--- AVAILABLE RECORDS ---
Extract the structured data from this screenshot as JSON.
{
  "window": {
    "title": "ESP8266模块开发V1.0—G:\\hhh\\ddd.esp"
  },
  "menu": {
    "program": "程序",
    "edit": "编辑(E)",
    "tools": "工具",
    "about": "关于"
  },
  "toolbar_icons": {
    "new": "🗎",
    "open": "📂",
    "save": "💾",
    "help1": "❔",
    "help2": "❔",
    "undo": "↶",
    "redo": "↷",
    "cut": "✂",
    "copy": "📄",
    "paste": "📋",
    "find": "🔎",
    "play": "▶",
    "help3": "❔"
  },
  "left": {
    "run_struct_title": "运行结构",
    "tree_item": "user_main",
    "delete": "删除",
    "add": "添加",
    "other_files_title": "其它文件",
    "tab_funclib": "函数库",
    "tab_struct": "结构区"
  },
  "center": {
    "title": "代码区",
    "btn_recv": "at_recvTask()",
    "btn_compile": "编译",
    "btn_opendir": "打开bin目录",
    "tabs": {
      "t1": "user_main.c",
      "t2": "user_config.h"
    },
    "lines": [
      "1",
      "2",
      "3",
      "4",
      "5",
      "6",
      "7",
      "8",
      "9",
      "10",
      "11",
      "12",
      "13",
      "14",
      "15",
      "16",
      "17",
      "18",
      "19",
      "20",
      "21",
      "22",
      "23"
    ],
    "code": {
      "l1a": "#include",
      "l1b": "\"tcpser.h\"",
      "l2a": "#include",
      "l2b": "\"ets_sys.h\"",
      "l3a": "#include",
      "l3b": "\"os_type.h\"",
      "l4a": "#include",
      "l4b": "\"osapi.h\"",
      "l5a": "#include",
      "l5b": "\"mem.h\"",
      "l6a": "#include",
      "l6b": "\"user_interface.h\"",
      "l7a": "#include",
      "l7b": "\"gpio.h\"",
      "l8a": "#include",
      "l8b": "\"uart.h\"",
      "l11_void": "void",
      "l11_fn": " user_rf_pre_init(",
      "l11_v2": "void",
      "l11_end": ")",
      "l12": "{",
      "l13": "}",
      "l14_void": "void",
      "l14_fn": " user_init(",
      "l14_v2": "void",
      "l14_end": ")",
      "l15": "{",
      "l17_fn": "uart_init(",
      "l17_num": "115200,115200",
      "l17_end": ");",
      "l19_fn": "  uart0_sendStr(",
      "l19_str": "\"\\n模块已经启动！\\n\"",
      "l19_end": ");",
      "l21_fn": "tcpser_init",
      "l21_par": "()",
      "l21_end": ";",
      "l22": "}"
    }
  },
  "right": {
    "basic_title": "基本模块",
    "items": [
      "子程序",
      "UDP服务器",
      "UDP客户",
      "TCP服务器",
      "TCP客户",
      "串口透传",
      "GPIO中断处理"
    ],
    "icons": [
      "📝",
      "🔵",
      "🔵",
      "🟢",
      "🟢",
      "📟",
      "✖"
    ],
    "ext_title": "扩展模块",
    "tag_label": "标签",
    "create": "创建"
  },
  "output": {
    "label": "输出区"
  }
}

--- YOUR OBJECTIVE ---
Collect the lines of the data that carry the word "include".

--- RESULT OF THIS TASK ---
      "l1a": "#include",
      "l2a": "#include",
      "l3a": "#include",
      "l4a": "#include",
      "l5a": "#include",
      "l6a": "#include",
      "l7a": "#include",
      "l8a": "#include",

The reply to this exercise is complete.